• INSTRUCTIONS FOR THE TASK:
Work out how many lines hold "logos". Give the number and nothing else.
********************
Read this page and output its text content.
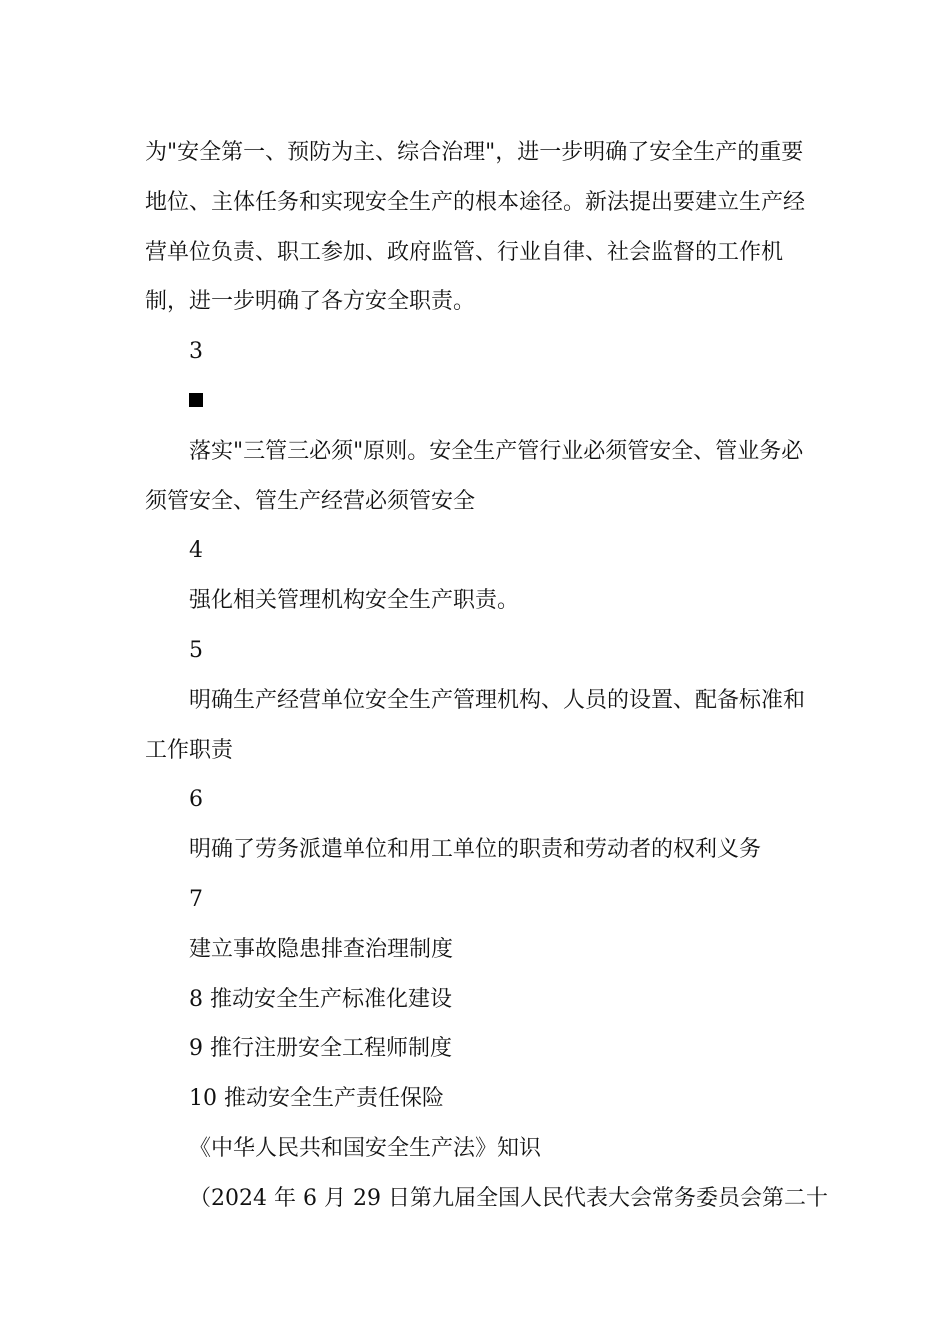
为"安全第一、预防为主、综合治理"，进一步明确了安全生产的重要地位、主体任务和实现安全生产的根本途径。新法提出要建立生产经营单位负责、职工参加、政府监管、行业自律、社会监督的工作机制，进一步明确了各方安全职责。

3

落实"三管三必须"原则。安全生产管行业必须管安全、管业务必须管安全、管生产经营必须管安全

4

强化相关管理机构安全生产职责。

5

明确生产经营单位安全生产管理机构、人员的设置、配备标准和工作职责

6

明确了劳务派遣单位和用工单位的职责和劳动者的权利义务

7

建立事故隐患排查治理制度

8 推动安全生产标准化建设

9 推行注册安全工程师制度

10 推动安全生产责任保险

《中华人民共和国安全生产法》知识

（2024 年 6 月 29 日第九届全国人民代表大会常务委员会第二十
********************
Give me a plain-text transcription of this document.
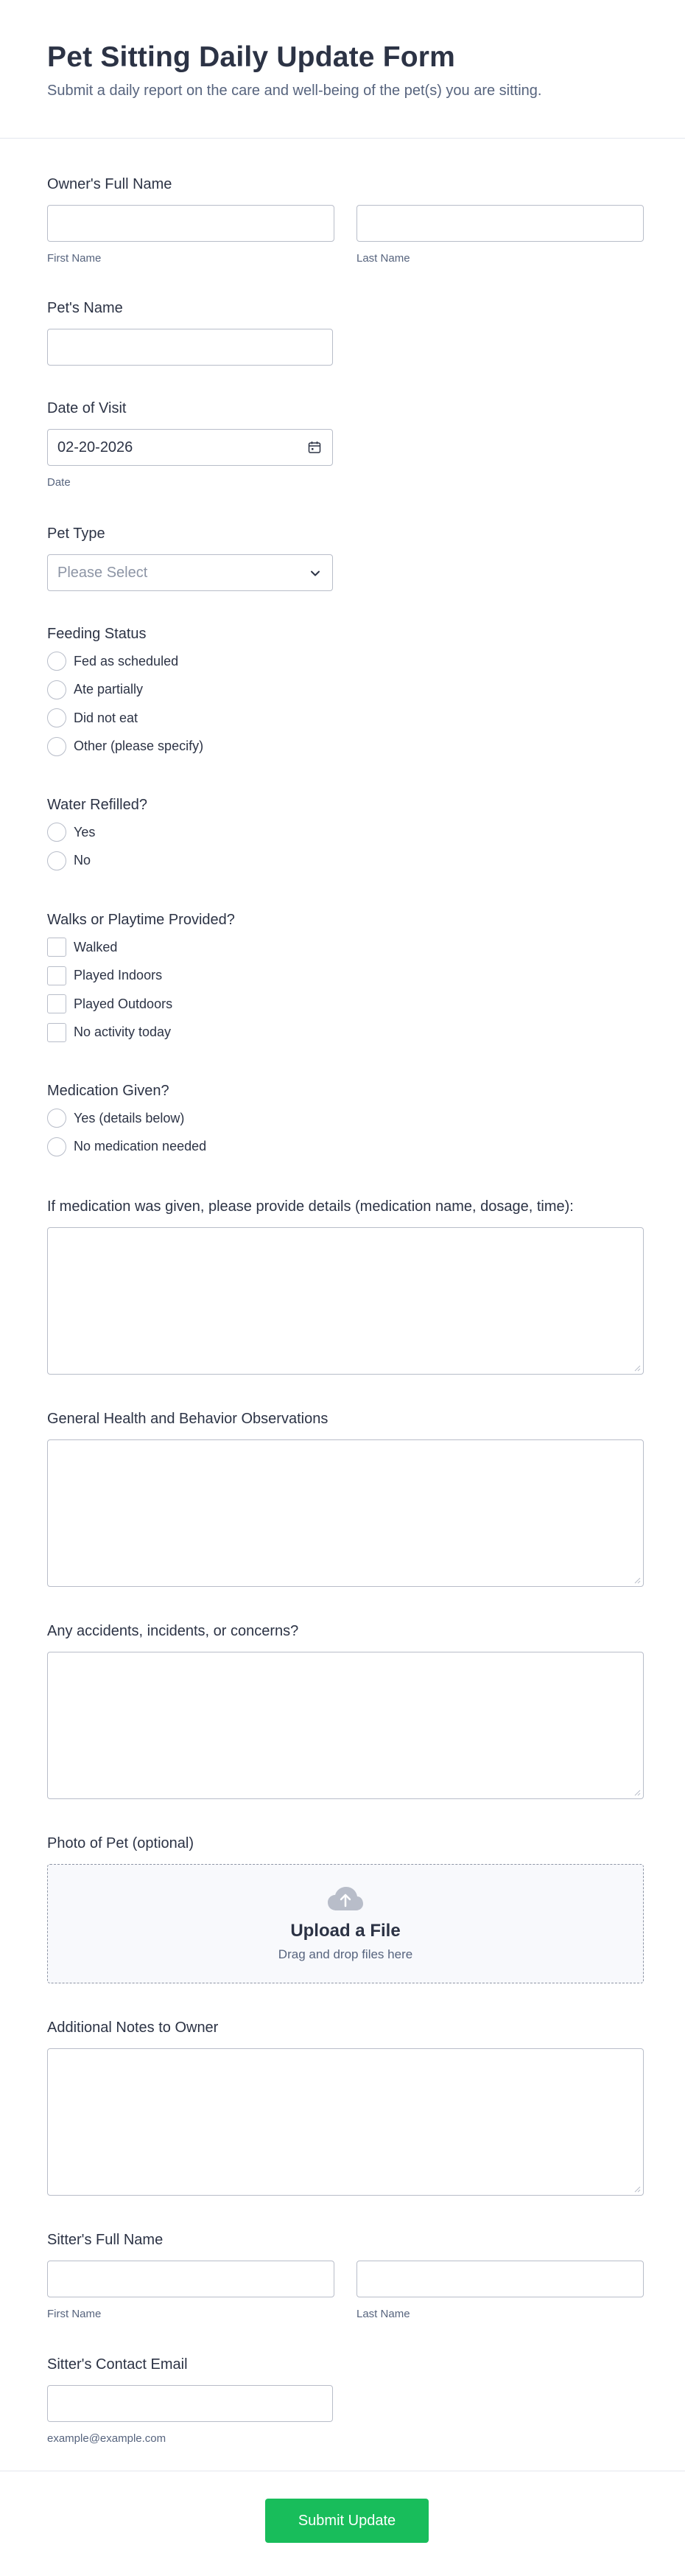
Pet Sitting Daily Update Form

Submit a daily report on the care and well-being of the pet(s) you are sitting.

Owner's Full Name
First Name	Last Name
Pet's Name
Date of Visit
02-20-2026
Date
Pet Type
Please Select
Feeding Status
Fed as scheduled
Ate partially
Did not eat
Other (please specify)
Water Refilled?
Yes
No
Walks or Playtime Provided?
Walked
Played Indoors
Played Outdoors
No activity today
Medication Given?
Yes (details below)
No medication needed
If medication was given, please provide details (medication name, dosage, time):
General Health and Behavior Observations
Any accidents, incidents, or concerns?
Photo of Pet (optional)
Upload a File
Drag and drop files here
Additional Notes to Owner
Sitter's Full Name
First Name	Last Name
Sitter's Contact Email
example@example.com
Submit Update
********************
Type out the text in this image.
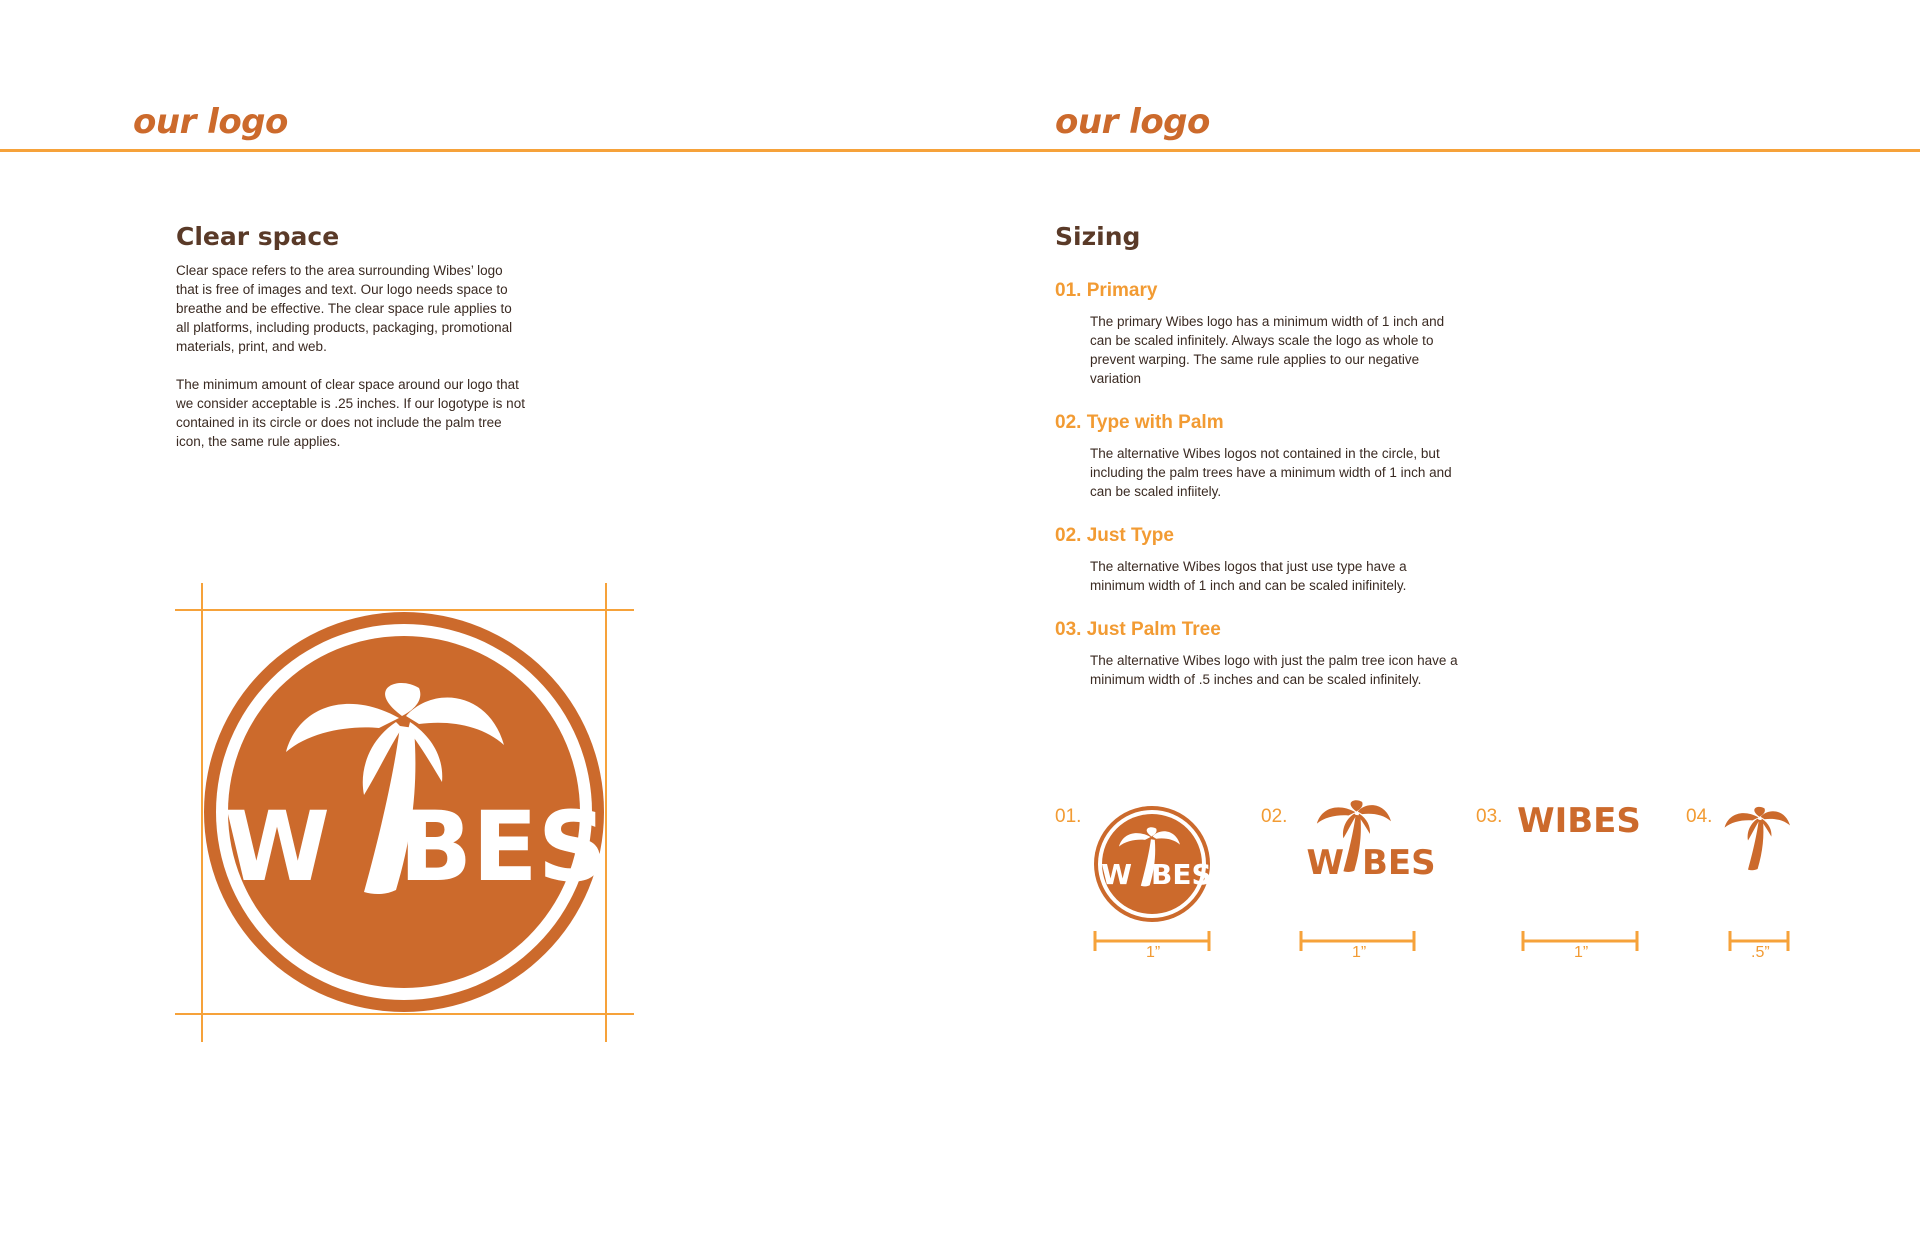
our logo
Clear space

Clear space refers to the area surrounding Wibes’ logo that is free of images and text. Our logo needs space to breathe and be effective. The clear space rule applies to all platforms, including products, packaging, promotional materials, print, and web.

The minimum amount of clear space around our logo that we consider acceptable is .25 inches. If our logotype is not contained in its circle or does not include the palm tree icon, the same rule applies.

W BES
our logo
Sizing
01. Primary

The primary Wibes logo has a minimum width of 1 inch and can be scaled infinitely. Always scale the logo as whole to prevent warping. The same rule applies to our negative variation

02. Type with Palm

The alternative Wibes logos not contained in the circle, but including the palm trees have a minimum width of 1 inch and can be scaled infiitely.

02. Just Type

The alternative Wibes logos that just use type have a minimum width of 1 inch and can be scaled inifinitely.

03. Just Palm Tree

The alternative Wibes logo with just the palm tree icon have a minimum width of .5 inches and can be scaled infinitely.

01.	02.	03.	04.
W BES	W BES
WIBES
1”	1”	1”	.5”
********************
• RESULT:
2